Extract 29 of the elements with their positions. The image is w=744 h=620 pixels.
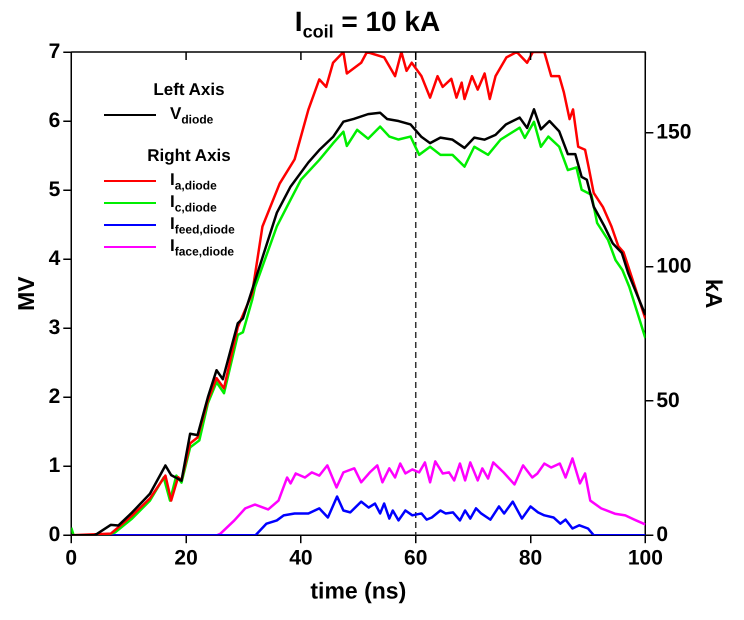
y-tick-label: 1 <box>48 454 61 477</box>
y-tick-label: 5 <box>48 178 61 201</box>
x-tick-label: 100 <box>628 546 663 570</box>
y2-tick-label: 50 <box>656 388 680 412</box>
y-tick-label: 2 <box>48 384 60 408</box>
y-tick-label: 6 <box>48 108 60 132</box>
x-tick-label: 60 <box>404 546 428 570</box>
y-tick-label: 4 <box>48 246 61 270</box>
legend-label: I$_{c,diode}$ <box>170 192 217 214</box>
legend-label: I$_{face,diode}$ <box>170 236 234 258</box>
x-tick-label: 20 <box>174 546 198 570</box>
annotation: Right Axis <box>146 146 232 166</box>
y-tick-label: 3 <box>48 316 60 339</box>
y2-tick-label: 150 <box>656 120 692 144</box>
y2-axis-title: kA <box>700 278 727 308</box>
legend-label: I$_{a,diode}$ <box>170 170 217 192</box>
annotation: Left Axis <box>152 80 226 100</box>
y2-tick-label: 0 <box>656 522 668 546</box>
legend-label: V$_{diode}$ <box>170 104 214 126</box>
x-tick-label: 40 <box>289 546 313 570</box>
y-axis-title: MV <box>13 276 40 311</box>
x-tick-label: 80 <box>518 546 542 570</box>
y-tick-label: 0 <box>48 522 60 546</box>
y2-tick-label: 100 <box>656 254 692 278</box>
x-tick-label: 0 <box>65 546 78 570</box>
chart-title: I$_{coil}$ = 10 kA <box>294 6 442 43</box>
x-axis-title: time (ns) <box>310 578 406 604</box>
legend-label: I$_{feed,diode}$ <box>170 214 235 236</box>
y-tick-label: 7 <box>48 40 60 63</box>
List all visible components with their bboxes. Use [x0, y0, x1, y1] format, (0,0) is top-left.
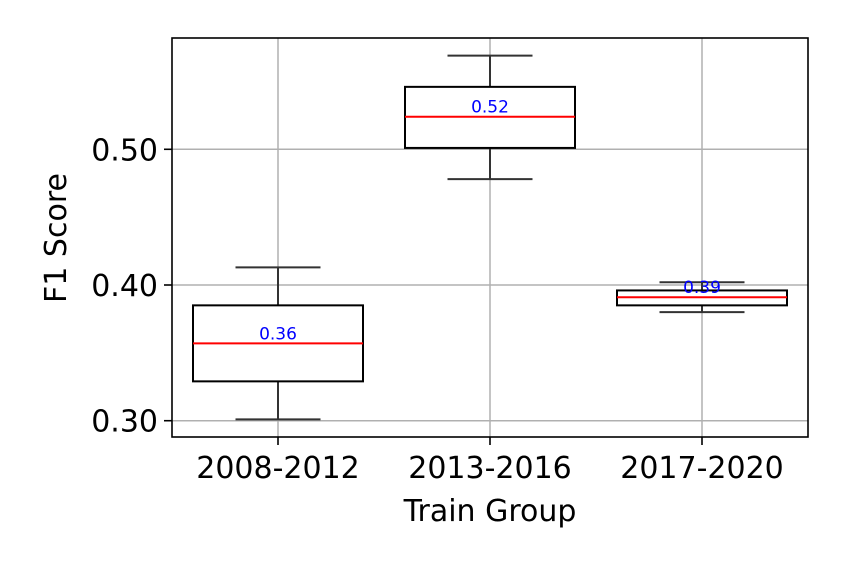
- y-axis-label: F1 Score: [39, 173, 74, 303]
- axis-ticks: 0.30 0.40 0.50 2008-2012 2013-2016 2017-2020: [91, 133, 784, 486]
- median-value-label: 0.36: [259, 324, 297, 344]
- y-tick-label: 0.50: [91, 133, 158, 168]
- box-series: 0.36 0.52 0.39: [192, 54, 788, 421]
- x-axis-label: Train Group: [403, 494, 577, 529]
- median-value-label: 0.52: [471, 98, 509, 118]
- y-tick-label: 0.40: [91, 269, 158, 304]
- box-group-2017-2020: 0.39: [616, 278, 788, 314]
- y-tick-label: 0.30: [91, 405, 158, 440]
- median-value-label: 0.39: [683, 278, 721, 298]
- box-group-2013-2016: 0.52: [404, 54, 576, 181]
- box-group-2008-2012: 0.36: [192, 266, 364, 421]
- x-tick-label: 2008-2012: [196, 451, 360, 486]
- x-tick-label: 2017-2020: [620, 451, 784, 486]
- x-tick-label: 2013-2016: [408, 451, 572, 486]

WHAT IS BEING ASKED. Copy all of the lines above verbatim, leaving out the pictures.

RESULT.
Extract 29 of the elements with their positions. The image is w=744 h=620 pixels.
y-tick-label: 1 <box>48 454 61 477</box>
y-tick-label: 5 <box>48 178 61 201</box>
x-tick-label: 100 <box>628 546 663 570</box>
y2-tick-label: 50 <box>656 388 680 412</box>
y-tick-label: 2 <box>48 384 60 408</box>
y-tick-label: 6 <box>48 108 60 132</box>
x-tick-label: 60 <box>404 546 428 570</box>
y-tick-label: 4 <box>48 246 61 270</box>
legend-label: I$_{c,diode}$ <box>170 192 217 214</box>
legend-label: I$_{face,diode}$ <box>170 236 234 258</box>
x-tick-label: 20 <box>174 546 198 570</box>
annotation: Right Axis <box>146 146 232 166</box>
y-tick-label: 3 <box>48 316 60 339</box>
y2-tick-label: 150 <box>656 120 692 144</box>
y2-axis-title: kA <box>700 278 727 308</box>
legend-label: I$_{a,diode}$ <box>170 170 217 192</box>
annotation: Left Axis <box>152 80 226 100</box>
y2-tick-label: 0 <box>656 522 668 546</box>
legend-label: V$_{diode}$ <box>170 104 214 126</box>
x-tick-label: 40 <box>289 546 313 570</box>
y-axis-title: MV <box>13 276 40 311</box>
x-tick-label: 80 <box>518 546 542 570</box>
y-tick-label: 0 <box>48 522 60 546</box>
y2-tick-label: 100 <box>656 254 692 278</box>
x-tick-label: 0 <box>65 546 78 570</box>
chart-title: I$_{coil}$ = 10 kA <box>294 6 442 43</box>
x-axis-title: time (ns) <box>310 578 406 604</box>
legend-label: I$_{feed,diode}$ <box>170 214 235 236</box>
y-tick-label: 7 <box>48 40 60 63</box>
List all visible components with their bboxes. Use [x0, y0, x1, y1] format, (0,0) is top-left.
- y-axis-label: F1 Score: [39, 173, 74, 303]
- axis-ticks: 0.30 0.40 0.50 2008-2012 2013-2016 2017-2020: [91, 133, 784, 486]
- median-value-label: 0.36: [259, 324, 297, 344]
- y-tick-label: 0.50: [91, 133, 158, 168]
- box-series: 0.36 0.52 0.39: [192, 54, 788, 421]
- x-axis-label: Train Group: [403, 494, 577, 529]
- median-value-label: 0.52: [471, 98, 509, 118]
- y-tick-label: 0.40: [91, 269, 158, 304]
- box-group-2017-2020: 0.39: [616, 278, 788, 314]
- y-tick-label: 0.30: [91, 405, 158, 440]
- median-value-label: 0.39: [683, 278, 721, 298]
- box-group-2013-2016: 0.52: [404, 54, 576, 181]
- box-group-2008-2012: 0.36: [192, 266, 364, 421]
- x-tick-label: 2008-2012: [196, 451, 360, 486]
- x-tick-label: 2017-2020: [620, 451, 784, 486]
- x-tick-label: 2013-2016: [408, 451, 572, 486]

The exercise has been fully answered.